[Saved entries]
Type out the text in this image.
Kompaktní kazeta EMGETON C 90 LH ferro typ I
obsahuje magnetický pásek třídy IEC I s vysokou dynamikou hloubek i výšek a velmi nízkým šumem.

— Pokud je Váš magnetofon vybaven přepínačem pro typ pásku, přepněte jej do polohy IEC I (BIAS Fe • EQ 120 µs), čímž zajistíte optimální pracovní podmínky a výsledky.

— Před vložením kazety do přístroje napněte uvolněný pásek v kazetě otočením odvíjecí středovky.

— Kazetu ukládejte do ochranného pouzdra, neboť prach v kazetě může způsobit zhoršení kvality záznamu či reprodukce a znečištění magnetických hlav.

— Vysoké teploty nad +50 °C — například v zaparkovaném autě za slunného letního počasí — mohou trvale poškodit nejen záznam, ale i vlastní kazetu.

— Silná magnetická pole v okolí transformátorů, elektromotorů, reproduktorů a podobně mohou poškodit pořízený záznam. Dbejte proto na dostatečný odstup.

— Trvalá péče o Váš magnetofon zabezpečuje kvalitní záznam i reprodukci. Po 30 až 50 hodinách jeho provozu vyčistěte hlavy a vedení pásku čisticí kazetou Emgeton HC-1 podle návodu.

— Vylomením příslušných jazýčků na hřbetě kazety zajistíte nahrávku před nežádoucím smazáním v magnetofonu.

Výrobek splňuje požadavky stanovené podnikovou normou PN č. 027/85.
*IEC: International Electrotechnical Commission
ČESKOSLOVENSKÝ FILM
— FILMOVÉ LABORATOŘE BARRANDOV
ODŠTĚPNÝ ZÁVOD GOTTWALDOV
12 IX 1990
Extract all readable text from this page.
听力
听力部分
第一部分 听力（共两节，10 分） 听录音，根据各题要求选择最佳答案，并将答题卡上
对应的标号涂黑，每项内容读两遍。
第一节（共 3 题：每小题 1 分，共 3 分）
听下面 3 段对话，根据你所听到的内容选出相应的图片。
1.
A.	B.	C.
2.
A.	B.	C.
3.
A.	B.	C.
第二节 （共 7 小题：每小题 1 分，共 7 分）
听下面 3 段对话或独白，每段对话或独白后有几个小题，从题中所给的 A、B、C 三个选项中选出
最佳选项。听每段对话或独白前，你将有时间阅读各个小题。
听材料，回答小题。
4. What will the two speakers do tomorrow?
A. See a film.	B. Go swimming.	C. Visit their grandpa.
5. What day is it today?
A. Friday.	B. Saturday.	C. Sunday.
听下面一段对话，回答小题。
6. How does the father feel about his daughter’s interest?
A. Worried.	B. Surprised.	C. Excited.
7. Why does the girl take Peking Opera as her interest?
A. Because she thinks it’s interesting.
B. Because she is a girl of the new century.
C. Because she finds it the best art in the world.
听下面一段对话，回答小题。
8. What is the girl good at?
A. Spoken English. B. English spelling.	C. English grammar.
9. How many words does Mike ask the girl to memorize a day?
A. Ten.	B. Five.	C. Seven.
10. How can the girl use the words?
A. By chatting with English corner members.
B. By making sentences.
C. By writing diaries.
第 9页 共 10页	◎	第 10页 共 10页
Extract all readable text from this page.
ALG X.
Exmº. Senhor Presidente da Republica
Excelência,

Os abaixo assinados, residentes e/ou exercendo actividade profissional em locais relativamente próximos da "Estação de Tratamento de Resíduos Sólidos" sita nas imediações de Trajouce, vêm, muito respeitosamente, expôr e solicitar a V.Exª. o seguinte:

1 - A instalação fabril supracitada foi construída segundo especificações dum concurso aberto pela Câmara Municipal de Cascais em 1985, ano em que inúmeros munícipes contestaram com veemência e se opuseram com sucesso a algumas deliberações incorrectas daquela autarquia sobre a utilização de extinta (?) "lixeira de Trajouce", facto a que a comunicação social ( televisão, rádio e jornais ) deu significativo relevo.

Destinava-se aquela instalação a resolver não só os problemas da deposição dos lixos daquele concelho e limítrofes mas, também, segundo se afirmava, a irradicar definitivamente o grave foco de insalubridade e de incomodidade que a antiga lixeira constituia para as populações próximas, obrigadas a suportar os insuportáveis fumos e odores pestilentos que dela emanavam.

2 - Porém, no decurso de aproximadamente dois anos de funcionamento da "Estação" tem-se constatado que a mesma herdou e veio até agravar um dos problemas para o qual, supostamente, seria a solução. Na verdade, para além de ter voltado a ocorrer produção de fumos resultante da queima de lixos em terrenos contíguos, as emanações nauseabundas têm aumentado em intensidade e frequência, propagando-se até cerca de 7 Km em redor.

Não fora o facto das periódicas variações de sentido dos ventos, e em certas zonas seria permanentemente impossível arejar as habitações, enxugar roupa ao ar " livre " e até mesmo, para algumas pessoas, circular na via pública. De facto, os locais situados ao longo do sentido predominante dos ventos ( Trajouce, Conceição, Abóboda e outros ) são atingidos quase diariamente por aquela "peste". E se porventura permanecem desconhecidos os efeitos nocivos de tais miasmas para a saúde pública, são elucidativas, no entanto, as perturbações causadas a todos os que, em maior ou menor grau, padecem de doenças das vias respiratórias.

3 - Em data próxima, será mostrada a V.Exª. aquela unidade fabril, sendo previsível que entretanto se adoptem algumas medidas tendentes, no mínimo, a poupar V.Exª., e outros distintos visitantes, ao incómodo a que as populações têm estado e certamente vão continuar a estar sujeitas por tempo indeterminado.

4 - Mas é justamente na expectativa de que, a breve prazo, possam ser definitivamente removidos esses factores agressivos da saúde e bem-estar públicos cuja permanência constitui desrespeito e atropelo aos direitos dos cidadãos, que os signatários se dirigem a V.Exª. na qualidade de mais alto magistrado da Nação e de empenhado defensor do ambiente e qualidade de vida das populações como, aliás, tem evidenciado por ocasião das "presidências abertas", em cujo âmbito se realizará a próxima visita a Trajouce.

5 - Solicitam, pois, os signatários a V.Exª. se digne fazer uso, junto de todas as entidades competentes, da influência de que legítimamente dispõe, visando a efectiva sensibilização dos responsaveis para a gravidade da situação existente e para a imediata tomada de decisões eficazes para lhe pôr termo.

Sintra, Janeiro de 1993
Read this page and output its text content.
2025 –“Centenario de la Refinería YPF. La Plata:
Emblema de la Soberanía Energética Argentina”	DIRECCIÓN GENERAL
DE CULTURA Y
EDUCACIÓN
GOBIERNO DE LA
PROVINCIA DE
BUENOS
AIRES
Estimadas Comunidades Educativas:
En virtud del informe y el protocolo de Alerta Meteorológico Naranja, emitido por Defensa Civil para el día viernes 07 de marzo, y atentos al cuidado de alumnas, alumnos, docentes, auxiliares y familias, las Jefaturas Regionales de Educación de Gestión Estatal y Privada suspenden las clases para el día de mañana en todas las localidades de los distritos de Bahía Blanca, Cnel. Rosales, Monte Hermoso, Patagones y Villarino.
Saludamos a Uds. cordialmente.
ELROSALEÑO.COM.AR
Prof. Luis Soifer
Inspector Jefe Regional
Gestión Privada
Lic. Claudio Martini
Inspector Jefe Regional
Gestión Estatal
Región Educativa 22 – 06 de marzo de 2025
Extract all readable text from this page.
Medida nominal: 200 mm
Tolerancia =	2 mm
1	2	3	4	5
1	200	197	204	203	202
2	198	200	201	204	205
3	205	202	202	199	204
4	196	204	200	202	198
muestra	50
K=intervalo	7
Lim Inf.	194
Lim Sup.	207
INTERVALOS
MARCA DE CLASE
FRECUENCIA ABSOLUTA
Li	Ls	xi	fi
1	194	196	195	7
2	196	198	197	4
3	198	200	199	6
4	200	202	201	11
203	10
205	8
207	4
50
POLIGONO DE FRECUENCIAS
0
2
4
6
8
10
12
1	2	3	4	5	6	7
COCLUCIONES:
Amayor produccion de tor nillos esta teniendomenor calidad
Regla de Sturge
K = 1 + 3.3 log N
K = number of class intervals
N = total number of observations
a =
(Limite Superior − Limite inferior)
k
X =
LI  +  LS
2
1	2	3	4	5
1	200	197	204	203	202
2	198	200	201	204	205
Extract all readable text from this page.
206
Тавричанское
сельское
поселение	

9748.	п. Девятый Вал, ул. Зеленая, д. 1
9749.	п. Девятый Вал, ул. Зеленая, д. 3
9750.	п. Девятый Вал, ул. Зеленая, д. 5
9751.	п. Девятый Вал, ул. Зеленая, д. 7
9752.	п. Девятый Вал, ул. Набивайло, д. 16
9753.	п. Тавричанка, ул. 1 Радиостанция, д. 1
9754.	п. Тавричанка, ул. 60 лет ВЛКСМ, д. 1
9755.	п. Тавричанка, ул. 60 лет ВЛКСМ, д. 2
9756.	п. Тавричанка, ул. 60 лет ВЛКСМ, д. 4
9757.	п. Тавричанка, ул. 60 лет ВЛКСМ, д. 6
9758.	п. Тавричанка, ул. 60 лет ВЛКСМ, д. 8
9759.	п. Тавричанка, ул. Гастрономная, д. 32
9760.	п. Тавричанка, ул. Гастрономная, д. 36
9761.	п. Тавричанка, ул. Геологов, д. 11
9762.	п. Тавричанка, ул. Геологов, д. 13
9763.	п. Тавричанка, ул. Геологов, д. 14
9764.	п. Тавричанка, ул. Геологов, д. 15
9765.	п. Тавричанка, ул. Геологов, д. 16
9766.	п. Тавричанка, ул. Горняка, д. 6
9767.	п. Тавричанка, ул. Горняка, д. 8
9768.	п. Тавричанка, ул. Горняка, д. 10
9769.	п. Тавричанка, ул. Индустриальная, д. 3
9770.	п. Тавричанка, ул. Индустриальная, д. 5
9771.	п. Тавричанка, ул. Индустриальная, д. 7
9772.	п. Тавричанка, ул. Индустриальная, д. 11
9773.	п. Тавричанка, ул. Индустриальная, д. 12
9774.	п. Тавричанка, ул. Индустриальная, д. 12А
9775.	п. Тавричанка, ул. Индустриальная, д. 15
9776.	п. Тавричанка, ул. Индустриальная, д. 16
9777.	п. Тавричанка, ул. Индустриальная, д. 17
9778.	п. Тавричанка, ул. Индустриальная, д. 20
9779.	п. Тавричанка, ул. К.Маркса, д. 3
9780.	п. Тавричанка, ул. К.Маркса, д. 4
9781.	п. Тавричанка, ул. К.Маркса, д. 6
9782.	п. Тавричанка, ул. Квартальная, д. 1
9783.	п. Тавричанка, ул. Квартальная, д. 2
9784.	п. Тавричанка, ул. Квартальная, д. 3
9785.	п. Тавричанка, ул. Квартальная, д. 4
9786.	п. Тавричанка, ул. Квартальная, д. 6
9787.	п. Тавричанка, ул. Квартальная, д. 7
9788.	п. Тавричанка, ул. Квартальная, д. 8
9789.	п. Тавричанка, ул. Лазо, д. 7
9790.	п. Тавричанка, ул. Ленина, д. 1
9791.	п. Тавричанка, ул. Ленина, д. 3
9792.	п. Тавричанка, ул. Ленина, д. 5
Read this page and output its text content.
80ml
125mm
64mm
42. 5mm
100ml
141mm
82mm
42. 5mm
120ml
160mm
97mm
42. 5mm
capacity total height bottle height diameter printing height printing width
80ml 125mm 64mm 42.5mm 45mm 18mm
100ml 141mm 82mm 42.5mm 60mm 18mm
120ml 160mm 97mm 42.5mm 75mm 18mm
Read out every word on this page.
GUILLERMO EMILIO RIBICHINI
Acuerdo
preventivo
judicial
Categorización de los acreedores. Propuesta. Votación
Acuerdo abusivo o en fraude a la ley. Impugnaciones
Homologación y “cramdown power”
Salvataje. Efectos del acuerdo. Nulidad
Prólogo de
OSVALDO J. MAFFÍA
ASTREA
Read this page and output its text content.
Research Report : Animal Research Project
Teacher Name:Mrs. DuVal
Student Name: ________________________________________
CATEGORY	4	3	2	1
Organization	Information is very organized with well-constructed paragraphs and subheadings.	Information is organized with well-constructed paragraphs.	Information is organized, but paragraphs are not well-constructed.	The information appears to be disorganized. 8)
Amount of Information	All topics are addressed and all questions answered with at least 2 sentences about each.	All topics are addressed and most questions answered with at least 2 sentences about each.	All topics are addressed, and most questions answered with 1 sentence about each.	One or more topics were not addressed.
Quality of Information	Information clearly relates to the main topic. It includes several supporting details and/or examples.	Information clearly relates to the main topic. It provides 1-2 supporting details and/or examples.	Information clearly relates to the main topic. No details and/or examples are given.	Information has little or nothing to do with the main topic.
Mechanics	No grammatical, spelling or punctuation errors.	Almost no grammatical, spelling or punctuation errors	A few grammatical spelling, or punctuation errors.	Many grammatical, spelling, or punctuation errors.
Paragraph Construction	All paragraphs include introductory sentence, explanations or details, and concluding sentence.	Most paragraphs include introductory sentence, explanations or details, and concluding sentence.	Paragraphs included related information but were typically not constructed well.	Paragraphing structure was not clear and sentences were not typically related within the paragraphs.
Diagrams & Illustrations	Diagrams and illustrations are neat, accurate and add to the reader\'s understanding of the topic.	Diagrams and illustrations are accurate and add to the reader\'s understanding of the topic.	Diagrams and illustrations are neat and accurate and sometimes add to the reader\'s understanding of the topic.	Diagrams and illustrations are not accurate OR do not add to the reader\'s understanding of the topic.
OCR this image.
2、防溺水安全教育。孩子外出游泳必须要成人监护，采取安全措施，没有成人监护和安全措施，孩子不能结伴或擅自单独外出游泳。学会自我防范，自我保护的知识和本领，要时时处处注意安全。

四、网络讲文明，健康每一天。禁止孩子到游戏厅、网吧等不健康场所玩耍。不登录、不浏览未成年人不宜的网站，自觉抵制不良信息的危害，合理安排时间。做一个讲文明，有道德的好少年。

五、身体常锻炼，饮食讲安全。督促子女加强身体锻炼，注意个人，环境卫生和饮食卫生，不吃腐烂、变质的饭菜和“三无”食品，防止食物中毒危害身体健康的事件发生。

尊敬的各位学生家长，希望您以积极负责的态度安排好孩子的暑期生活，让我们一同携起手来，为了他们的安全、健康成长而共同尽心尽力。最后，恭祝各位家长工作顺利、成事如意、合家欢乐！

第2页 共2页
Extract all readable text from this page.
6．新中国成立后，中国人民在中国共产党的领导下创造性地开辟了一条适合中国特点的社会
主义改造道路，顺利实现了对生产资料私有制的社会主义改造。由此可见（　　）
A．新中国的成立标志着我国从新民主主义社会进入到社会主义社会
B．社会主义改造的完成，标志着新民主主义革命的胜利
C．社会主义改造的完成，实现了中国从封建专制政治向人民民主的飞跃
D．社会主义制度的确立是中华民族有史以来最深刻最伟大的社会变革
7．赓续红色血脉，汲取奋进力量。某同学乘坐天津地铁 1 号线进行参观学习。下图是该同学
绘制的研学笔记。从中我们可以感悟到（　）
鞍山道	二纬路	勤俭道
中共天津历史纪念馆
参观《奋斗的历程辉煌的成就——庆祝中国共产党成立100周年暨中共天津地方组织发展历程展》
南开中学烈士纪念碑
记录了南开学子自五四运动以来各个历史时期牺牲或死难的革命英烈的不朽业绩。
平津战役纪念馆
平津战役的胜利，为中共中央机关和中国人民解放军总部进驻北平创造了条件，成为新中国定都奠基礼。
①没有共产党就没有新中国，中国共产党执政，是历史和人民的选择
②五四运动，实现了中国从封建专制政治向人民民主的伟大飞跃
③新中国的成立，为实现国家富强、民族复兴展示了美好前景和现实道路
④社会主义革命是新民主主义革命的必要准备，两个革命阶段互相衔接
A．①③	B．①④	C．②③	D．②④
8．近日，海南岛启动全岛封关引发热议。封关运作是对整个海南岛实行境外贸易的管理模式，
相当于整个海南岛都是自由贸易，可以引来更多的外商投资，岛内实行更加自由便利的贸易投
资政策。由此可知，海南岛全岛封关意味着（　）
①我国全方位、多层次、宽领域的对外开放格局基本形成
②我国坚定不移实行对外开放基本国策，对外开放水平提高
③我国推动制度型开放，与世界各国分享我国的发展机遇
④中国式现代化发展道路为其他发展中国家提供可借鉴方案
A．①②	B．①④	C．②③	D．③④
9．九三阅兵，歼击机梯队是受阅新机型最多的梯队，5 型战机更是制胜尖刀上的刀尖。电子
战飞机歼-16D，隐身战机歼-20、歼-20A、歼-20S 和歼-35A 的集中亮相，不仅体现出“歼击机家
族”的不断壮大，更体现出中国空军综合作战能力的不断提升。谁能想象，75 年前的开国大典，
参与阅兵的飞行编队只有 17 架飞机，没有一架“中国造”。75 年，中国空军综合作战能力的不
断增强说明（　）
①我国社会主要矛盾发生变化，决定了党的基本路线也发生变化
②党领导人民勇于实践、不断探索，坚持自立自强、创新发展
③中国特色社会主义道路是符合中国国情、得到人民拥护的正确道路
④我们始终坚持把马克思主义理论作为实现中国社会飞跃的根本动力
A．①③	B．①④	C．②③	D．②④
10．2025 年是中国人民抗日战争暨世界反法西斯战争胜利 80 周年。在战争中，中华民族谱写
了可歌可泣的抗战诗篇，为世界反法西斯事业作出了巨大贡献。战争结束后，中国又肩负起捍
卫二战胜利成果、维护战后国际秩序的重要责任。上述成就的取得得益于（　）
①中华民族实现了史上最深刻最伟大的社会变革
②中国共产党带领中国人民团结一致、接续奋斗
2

§ Your goal
Out of the records, collect only those lines that contain the string "marzo".

§ Complete answer
En virtud del informe y el protocolo de Alerta Meteorológico Naranja, emitido por Defensa Civil para el día viernes 07 de marzo, y atentos al cuidado de alumnas, alumnos, docentes, auxiliares y familias, las Jefaturas Regionales de Educación de Gestión Estatal y Privada suspenden las clases para el día de mañana en todas las localidades de los distritos de Bahía Blanca, Cnel. Rosales, Monte Hermoso, Patagones y Villarino.
Región Educativa 22 – 06 de marzo de 2025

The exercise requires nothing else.